START SOURCE RECORDS

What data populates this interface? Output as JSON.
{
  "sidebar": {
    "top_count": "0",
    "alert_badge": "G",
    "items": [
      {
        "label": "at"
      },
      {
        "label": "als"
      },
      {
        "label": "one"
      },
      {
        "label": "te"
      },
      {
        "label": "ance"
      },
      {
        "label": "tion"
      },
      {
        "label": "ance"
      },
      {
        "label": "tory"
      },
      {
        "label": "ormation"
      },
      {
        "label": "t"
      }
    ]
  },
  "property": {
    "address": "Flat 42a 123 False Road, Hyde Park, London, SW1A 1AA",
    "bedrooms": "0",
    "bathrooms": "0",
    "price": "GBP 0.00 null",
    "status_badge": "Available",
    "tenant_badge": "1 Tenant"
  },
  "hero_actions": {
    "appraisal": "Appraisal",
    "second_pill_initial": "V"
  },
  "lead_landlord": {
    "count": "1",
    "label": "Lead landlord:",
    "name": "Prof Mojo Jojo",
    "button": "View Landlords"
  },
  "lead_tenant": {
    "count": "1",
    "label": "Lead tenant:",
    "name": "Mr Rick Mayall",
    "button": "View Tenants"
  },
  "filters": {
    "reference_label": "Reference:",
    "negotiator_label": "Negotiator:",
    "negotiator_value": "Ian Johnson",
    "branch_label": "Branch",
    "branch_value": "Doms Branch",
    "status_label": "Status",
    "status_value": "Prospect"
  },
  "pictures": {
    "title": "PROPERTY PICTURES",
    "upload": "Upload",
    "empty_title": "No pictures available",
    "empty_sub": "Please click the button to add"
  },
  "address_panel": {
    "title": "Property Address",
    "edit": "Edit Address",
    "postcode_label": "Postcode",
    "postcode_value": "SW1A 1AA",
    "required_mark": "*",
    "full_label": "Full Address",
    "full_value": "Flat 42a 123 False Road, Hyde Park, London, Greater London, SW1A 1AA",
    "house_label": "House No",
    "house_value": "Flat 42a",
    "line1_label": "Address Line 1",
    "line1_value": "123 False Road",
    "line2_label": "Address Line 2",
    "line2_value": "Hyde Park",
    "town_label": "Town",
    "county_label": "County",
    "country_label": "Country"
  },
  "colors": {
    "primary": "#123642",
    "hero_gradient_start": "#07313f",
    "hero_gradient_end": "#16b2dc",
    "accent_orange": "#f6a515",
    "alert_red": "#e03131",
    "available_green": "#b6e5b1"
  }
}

END SOURCE RECORDS

» **GIVEN PROBLEM**
Identify and copy all lines with the word "button".

» **RESPONSE TO THE EXERCISE**
    "button": "View Landlords"
    "button": "View Tenants"
    "empty_sub": "Please click the button to add"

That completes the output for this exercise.